▸ **Ejercicios propuestos**:
1. Enumere los nombres completos de todos los estudiantes fallecidos que figuran en el texto citado.
2. Reproduzca sin alteraciones el fragmento del texto citado que se inicia con las palabras que contienen "El 22 de septiembre" y concluye con "de la policía.".

▸ **Texto citado**:
□ □ □ □ □
Nicolás Neira, estudiante de noveno grado de tan solo quince años de edad, fallecía tras ser agredido brutalmente por algunos miembros de ese grupo de asalto durante la manifestación del Día Internacional de las y los Trabajadores, el 1 de mayo de 2005 en pleno centro de la capital colombiana.

estudiantes-5
Pancarta en homenaje al estudiante Neira en la plaza de Bolívar

El 22 de septiembre del mismo año fue asesinado, de un disparo en la nuca, Jhonny Silva Aranguren, estudiante de Química de veintiún años, durante una protesta contra el Tratado de Libre Comercio (TLC) en el campus de la Universidad del Valle en Cali.

Oscar Leonardo Salas Ángel, estudiante también de la Distrital moría por el impacto de una canica disparada “presuntamente” por el Esmad durante una protesta de estudiantes en contra del TLC el 8 de marzo de 2006.

Un exagente declaraba después que habían recibido permiso de sus superiores para utilizar “todo tipo de juguetes”, término que incluye el uso de armamento no convencional. Con armas legales o ilegales el resultado es el mismo, muertes de jóvenes estudiantes por la violencia indiscriminada ejercida por efectivos de la policía.

En Ibagué caía abatido por un disparo de un componente del equipo policial especial, el 9 de junio de 2015, el estudiante de sexto semestre de Ciencias Sociales de la Universidad del Tolima Cristian Andrés Pulido Jiménez.

Parece que todos esos hechos confirman que ser estudiante es peligroso. También que las actuaciones policiales son desproporcionadas. La violencia ejercida por quienes detentan el poder es peor violencia, que el Estado sea el victimario de su población es una demostración de la falsedad de la democracia que, en un aparente estado social de derecho, deja en una situación de mayor peligro e indefensión a la ciudadanía.
□ □ □ □ □
(Entradas de datos guardadas)

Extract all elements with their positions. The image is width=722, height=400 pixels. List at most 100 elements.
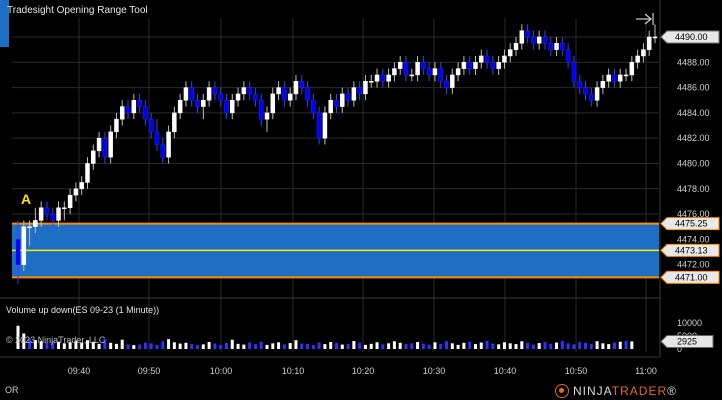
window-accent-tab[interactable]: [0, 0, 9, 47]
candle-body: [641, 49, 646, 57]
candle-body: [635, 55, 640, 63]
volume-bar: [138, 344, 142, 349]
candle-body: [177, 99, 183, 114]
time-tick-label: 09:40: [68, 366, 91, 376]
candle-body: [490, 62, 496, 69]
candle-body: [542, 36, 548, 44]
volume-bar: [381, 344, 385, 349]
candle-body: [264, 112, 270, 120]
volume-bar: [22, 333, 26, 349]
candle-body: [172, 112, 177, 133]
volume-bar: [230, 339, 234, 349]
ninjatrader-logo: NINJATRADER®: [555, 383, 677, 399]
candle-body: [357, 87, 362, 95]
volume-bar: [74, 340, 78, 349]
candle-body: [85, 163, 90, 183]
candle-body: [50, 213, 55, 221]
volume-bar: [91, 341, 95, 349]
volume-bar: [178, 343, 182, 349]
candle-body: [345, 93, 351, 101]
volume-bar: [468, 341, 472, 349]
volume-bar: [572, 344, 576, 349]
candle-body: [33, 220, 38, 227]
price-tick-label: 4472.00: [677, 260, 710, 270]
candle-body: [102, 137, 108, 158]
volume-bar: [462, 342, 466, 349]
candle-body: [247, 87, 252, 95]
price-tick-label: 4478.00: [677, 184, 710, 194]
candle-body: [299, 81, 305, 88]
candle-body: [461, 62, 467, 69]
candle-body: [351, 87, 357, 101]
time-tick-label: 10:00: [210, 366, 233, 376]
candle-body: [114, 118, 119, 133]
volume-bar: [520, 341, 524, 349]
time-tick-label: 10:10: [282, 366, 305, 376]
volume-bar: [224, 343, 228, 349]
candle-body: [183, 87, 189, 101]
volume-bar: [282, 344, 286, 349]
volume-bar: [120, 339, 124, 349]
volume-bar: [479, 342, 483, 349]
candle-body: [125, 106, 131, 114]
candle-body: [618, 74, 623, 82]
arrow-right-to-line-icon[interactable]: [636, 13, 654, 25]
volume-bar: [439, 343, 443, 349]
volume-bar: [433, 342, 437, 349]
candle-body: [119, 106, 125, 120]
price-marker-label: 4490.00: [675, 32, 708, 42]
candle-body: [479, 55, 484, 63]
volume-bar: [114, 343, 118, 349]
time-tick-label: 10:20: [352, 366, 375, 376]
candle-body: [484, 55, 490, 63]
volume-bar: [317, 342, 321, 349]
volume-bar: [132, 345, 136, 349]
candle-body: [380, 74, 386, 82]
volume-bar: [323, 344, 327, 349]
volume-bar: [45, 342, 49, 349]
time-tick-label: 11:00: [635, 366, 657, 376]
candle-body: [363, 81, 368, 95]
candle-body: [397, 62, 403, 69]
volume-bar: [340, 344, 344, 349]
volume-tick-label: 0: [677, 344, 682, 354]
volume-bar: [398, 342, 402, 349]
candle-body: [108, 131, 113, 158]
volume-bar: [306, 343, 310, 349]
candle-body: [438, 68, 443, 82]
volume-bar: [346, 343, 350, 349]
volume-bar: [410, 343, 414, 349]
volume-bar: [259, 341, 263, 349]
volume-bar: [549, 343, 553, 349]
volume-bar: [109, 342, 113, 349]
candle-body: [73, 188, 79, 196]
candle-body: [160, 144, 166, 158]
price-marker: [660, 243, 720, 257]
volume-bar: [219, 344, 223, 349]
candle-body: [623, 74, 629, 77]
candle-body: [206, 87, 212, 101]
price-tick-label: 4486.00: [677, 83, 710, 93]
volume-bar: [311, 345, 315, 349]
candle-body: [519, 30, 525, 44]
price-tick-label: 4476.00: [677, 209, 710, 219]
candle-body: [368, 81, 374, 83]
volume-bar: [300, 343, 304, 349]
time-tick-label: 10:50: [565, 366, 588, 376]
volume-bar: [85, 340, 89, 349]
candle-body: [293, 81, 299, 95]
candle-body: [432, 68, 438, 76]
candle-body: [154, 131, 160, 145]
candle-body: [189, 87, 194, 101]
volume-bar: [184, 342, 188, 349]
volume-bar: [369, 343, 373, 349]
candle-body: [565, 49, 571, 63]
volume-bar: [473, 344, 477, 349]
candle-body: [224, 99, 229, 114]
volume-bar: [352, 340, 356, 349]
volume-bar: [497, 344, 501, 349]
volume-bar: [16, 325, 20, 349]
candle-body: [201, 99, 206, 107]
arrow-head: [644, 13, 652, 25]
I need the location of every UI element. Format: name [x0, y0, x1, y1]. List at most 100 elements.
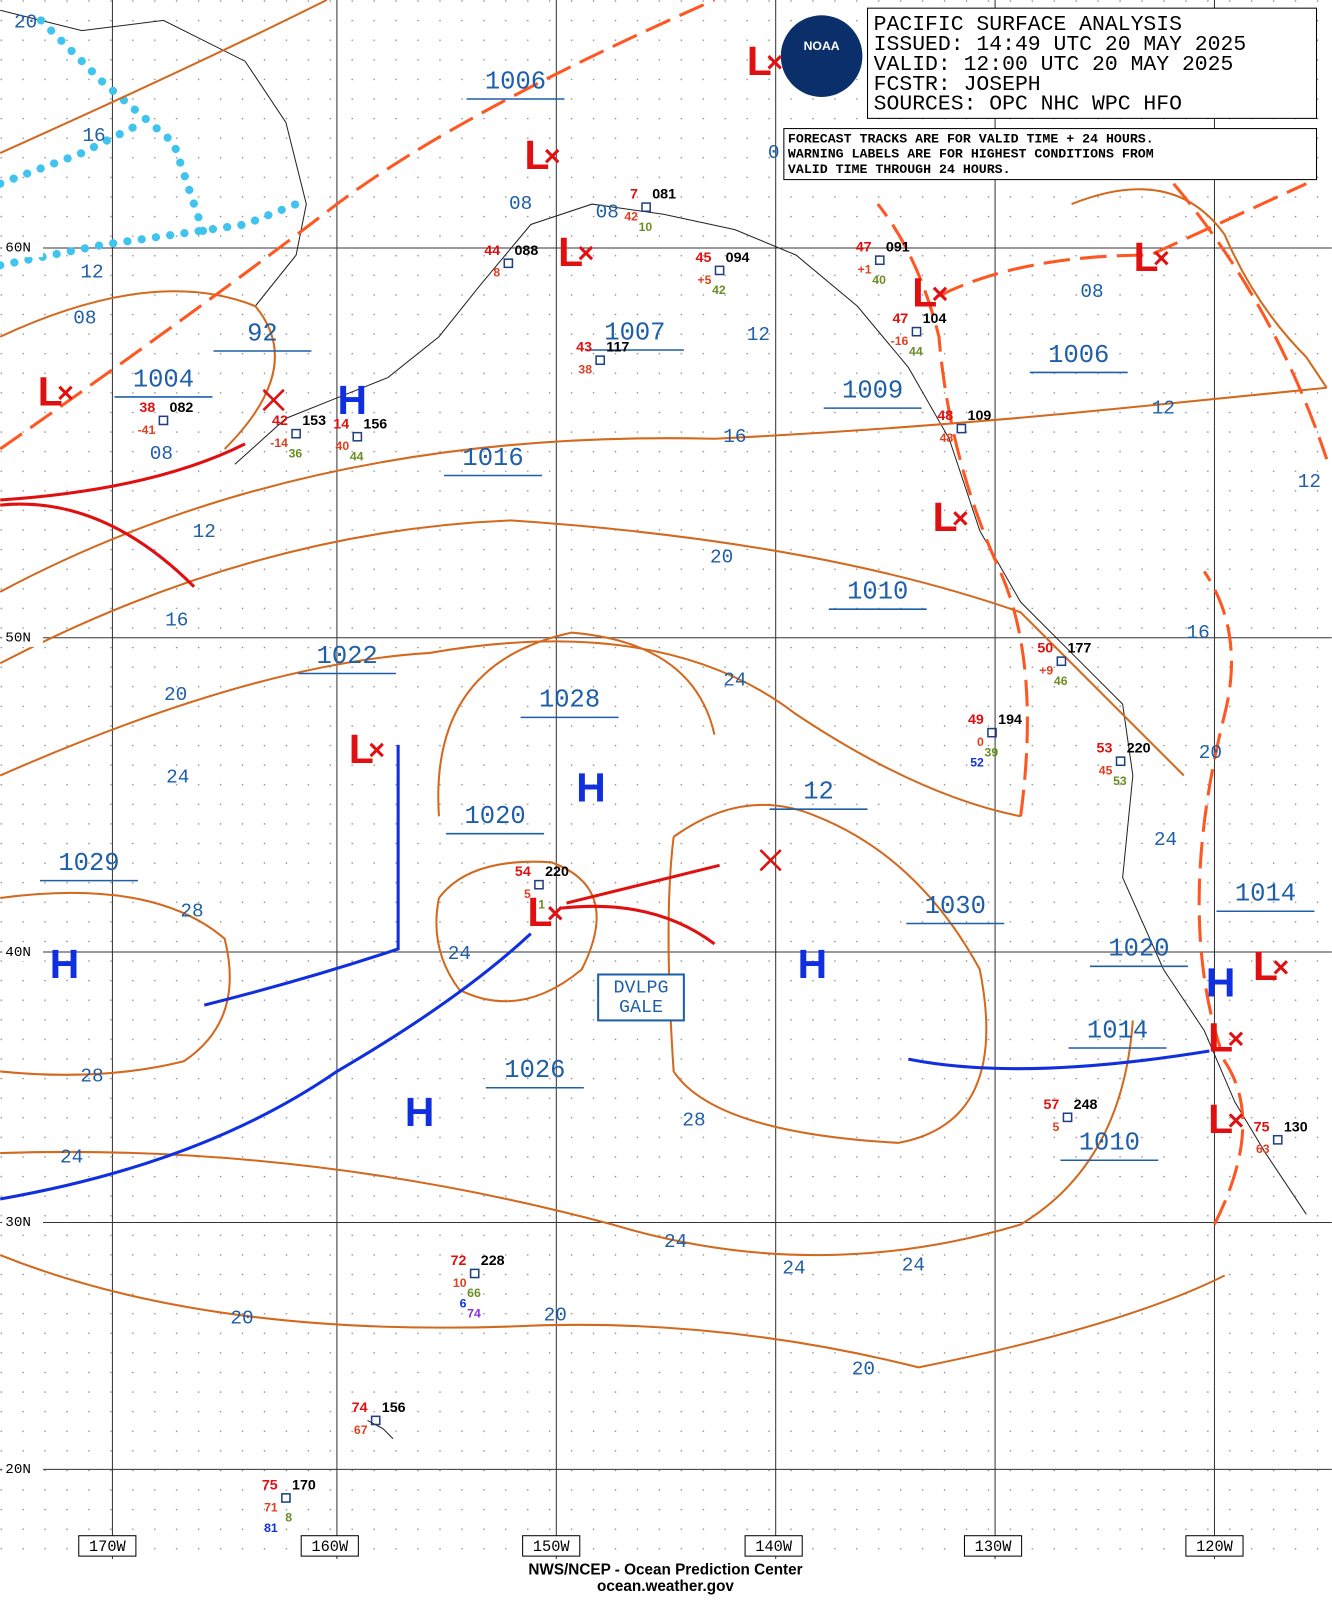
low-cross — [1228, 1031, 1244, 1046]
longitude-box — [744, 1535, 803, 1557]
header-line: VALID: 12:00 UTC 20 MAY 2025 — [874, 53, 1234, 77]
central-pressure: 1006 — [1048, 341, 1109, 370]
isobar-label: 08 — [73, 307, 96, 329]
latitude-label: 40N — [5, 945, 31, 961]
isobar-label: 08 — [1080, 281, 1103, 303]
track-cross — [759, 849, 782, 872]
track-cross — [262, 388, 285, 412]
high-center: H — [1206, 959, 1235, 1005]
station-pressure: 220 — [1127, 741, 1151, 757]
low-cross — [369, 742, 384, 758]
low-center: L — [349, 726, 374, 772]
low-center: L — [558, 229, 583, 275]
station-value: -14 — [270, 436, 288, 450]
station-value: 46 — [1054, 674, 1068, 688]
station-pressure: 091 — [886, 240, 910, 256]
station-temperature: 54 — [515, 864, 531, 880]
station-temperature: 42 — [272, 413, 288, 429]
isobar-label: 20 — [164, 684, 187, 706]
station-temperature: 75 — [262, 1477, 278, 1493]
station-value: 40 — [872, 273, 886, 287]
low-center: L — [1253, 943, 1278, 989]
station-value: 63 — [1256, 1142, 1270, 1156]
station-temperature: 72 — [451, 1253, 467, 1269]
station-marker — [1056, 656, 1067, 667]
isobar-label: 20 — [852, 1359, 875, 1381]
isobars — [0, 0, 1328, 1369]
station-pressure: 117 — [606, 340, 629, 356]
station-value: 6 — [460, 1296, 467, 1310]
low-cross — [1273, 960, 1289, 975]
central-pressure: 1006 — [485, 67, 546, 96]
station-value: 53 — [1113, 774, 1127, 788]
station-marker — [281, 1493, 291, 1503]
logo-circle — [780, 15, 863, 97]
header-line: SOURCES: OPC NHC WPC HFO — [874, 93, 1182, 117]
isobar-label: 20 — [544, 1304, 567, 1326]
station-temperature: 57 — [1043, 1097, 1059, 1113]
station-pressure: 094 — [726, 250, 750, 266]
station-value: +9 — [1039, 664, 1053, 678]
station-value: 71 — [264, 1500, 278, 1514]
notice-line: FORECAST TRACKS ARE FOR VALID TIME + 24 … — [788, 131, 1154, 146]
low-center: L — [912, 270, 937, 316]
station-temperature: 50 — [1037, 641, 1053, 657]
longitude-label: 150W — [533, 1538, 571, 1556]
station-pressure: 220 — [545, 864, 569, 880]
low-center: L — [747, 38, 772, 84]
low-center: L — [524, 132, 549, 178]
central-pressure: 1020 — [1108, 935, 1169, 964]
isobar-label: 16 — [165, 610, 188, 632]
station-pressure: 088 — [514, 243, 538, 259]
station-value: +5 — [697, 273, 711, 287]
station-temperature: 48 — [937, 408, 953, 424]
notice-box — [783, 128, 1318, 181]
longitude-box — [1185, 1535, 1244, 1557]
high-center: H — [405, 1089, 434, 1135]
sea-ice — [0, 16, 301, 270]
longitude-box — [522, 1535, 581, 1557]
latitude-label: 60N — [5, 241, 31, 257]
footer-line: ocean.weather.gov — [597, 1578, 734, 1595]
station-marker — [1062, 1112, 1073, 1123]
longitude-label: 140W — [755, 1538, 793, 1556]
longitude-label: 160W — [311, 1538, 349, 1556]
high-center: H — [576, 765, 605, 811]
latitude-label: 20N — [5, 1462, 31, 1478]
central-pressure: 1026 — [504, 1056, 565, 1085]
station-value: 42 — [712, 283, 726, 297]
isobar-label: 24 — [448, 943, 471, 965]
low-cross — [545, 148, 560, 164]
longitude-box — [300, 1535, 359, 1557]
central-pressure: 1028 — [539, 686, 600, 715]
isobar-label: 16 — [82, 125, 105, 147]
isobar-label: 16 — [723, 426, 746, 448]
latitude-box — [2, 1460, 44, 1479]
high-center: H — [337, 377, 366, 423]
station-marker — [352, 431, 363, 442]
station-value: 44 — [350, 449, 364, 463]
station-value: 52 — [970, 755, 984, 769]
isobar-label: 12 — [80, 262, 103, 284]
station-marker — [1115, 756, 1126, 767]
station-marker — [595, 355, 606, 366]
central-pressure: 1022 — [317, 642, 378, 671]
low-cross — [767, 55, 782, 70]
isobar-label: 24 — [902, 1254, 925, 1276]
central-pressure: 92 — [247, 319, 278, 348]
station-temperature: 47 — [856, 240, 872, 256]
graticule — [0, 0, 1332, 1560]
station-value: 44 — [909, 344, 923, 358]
□ □ □ □ □
▸ **Respuestas por ejercicio**:
1.
- Nicolás Neira
- Jhonny Silva Aranguren
- Oscar Leonardo Salas Ángel
- Cristian Andrés Pulido Jiménez

2.
El 22 de septiembre del mismo año fue asesinado, de un disparo en la nuca, Jhonny Silva Aranguren, estudiante de Química de veintiún años, durante una protesta contra el Tratado de Libre Comercio (TLC) en el campus de la Universidad del Valle en Cali.

Oscar Leonardo Salas Ángel, estudiante también de la Distrital moría por el impacto de una canica disparada “presuntamente” por el Esmad durante una protesta de estudiantes en contra del TLC el 8 de marzo de 2006.

Un exagente declaraba después que habían recibido permiso de sus superiores para utilizar “todo tipo de juguetes”, término que incluye el uso de armamento no convencional. Con armas legales o ilegales el resultado es el mismo, muertes de jóvenes estudiantes por la violencia indiscriminada ejercida por efectivos de la policía.